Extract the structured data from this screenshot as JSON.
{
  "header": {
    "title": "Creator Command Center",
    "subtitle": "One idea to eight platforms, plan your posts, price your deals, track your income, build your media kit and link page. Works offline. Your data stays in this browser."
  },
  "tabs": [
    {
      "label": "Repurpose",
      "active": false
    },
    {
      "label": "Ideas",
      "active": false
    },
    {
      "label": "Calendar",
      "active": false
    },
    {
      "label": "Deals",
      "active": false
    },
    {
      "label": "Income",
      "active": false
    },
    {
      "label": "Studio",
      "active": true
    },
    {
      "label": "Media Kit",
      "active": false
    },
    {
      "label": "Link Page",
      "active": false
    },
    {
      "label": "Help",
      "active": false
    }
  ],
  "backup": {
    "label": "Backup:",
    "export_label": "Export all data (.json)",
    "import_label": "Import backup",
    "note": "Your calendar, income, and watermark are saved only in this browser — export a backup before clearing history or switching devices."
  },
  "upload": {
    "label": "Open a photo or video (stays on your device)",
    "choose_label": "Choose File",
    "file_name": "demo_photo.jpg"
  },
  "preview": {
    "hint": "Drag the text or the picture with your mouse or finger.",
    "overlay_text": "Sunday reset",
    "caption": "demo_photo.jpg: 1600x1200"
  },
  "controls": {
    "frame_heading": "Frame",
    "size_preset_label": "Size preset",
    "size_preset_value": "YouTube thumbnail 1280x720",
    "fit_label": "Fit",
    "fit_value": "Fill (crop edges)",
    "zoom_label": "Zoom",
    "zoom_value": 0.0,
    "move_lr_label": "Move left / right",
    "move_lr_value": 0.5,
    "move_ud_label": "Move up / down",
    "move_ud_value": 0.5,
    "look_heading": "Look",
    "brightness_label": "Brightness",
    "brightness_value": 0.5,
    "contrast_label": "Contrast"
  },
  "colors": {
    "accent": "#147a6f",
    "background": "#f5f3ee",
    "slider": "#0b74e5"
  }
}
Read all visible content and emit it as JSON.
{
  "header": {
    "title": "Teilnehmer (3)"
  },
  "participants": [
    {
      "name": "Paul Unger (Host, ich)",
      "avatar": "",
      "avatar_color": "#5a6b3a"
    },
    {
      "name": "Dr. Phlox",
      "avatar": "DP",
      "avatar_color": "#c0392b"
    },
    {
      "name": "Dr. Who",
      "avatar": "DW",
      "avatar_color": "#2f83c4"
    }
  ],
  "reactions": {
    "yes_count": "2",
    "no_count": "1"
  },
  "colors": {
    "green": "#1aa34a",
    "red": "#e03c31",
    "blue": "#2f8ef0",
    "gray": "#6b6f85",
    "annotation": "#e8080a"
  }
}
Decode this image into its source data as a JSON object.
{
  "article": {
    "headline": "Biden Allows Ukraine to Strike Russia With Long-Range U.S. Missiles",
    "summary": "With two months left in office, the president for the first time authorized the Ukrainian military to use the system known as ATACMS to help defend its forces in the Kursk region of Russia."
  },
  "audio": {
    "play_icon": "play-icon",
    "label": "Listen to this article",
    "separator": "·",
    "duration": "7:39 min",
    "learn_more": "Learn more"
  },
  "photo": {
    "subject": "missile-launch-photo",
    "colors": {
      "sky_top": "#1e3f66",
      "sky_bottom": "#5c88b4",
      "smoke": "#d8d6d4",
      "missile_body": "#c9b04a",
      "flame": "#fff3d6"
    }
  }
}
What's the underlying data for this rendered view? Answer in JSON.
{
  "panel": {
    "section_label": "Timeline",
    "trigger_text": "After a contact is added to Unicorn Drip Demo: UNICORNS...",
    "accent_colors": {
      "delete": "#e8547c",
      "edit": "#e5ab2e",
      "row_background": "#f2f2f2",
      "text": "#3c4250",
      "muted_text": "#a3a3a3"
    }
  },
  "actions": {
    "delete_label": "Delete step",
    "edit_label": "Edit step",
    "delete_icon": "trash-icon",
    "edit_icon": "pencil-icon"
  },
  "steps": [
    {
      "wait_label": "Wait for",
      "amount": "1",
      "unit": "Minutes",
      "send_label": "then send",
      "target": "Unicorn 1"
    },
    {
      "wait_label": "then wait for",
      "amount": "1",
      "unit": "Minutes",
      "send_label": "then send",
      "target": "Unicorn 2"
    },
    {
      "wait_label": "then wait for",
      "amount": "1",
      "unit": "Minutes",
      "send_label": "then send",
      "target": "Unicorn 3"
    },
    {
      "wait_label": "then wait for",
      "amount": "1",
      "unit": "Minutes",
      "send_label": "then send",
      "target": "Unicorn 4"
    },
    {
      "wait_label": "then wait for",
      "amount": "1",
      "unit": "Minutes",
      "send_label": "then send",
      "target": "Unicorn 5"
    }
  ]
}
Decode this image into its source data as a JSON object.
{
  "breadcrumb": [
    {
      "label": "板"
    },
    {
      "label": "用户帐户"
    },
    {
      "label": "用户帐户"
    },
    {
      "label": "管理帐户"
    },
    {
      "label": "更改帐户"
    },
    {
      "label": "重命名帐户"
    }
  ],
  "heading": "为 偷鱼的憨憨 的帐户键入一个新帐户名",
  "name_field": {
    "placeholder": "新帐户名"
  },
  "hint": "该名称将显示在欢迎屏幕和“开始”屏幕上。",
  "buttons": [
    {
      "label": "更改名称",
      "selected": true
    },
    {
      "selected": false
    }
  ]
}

● Stated task
Quote the material exactly, leaving nothing out.

● Result of this exercise
Extract the structured data from this screenshot as JSON.
{
  "header": {
    "title": "Creator Command Center",
    "subtitle": "One idea to eight platforms, plan your posts, price your deals, track your income, build your media kit and link page. Works offline. Your data stays in this browser."
  },
  "tabs": [
    {
      "label": "Repurpose",
      "active": false
    },
    {
      "label": "Ideas",
      "active": false
    },
    {
      "label": "Calendar",
      "active": false
    },
    {
      "label": "Deals",
      "active": false
    },
    {
      "label": "Income",
      "active": false
    },
    {
      "label": "Studio",
      "active": true
    },
    {
      "label": "Media Kit",
      "active": false
    },
    {
      "label": "Link Page",
      "active": false
    },
    {
      "label": "Help",
      "active": false
    }
  ],
  "backup": {
    "label": "Backup:",
    "export_label": "Export all data (.json)",
    "import_label": "Import backup",
    "note": "Your calendar, income, and watermark are saved only in this browser — export a backup before clearing history or switching devices."
  },
  "upload": {
    "label": "Open a photo or video (stays on your device)",
    "choose_label": "Choose File",
    "file_name": "demo_photo.jpg"
  },
  "preview": {
    "hint": "Drag the text or the picture with your mouse or finger.",
    "overlay_text": "Sunday reset",
    "caption": "demo_photo.jpg: 1600x1200"
  },
  "controls": {
    "frame_heading": "Frame",
    "size_preset_label": "Size preset",
    "size_preset_value": "YouTube thumbnail 1280x720",
    "fit_label": "Fit",
    "fit_value": "Fill (crop edges)",
    "zoom_label": "Zoom",
    "zoom_value": 0.0,
    "move_lr_label": "Move left / right",
    "move_lr_value": 0.5,
    "move_ud_label": "Move up / down",
    "move_ud_value": 0.5,
    "look_heading": "Look",
    "brightness_label": "Brightness",
    "brightness_value": 0.5,
    "contrast_label": "Contrast"
  },
  "colors": {
    "accent": "#147a6f",
    "background": "#f5f3ee",
    "slider": "#0b74e5"
  }
}
Read all visible content and emit it as JSON.
{
  "header": {
    "title": "Teilnehmer (3)"
  },
  "participants": [
    {
      "name": "Paul Unger (Host, ich)",
      "avatar": "",
      "avatar_color": "#5a6b3a"
    },
    {
      "name": "Dr. Phlox",
      "avatar": "DP",
      "avatar_color": "#c0392b"
    },
    {
      "name": "Dr. Who",
      "avatar": "DW",
      "avatar_color": "#2f83c4"
    }
  ],
  "reactions": {
    "yes_count": "2",
    "no_count": "1"
  },
  "colors": {
    "green": "#1aa34a",
    "red": "#e03c31",
    "blue": "#2f8ef0",
    "gray": "#6b6f85",
    "annotation": "#e8080a"
  }
}
Decode this image into its source data as a JSON object.
{
  "article": {
    "headline": "Biden Allows Ukraine to Strike Russia With Long-Range U.S. Missiles",
    "summary": "With two months left in office, the president for the first time authorized the Ukrainian military to use the system known as ATACMS to help defend its forces in the Kursk region of Russia."
  },
  "audio": {
    "play_icon": "play-icon",
    "label": "Listen to this article",
    "separator": "·",
    "duration": "7:39 min",
    "learn_more": "Learn more"
  },
  "photo": {
    "subject": "missile-launch-photo",
    "colors": {
      "sky_top": "#1e3f66",
      "sky_bottom": "#5c88b4",
      "smoke": "#d8d6d4",
      "missile_body": "#c9b04a",
      "flame": "#fff3d6"
    }
  }
}
What's the underlying data for this rendered view? Answer in JSON.
{
  "panel": {
    "section_label": "Timeline",
    "trigger_text": "After a contact is added to Unicorn Drip Demo: UNICORNS...",
    "accent_colors": {
      "delete": "#e8547c",
      "edit": "#e5ab2e",
      "row_background": "#f2f2f2",
      "text": "#3c4250",
      "muted_text": "#a3a3a3"
    }
  },
  "actions": {
    "delete_label": "Delete step",
    "edit_label": "Edit step",
    "delete_icon": "trash-icon",
    "edit_icon": "pencil-icon"
  },
  "steps": [
    {
      "wait_label": "Wait for",
      "amount": "1",
      "unit": "Minutes",
      "send_label": "then send",
      "target": "Unicorn 1"
    },
    {
      "wait_label": "then wait for",
      "amount": "1",
      "unit": "Minutes",
      "send_label": "then send",
      "target": "Unicorn 2"
    },
    {
      "wait_label": "then wait for",
      "amount": "1",
      "unit": "Minutes",
      "send_label": "then send",
      "target": "Unicorn 3"
    },
    {
      "wait_label": "then wait for",
      "amount": "1",
      "unit": "Minutes",
      "send_label": "then send",
      "target": "Unicorn 4"
    },
    {
      "wait_label": "then wait for",
      "amount": "1",
      "unit": "Minutes",
      "send_label": "then send",
      "target": "Unicorn 5"
    }
  ]
}
Decode this image into its source data as a JSON object.
{
  "breadcrumb": [
    {
      "label": "板"
    },
    {
      "label": "用户帐户"
    },
    {
      "label": "用户帐户"
    },
    {
      "label": "管理帐户"
    },
    {
      "label": "更改帐户"
    },
    {
      "label": "重命名帐户"
    }
  ],
  "heading": "为 偷鱼的憨憨 的帐户键入一个新帐户名",
  "name_field": {
    "placeholder": "新帐户名"
  },
  "hint": "该名称将显示在欢迎屏幕和“开始”屏幕上。",
  "buttons": [
    {
      "label": "更改名称",
      "selected": true
    },
    {
      "selected": false
    }
  ]
}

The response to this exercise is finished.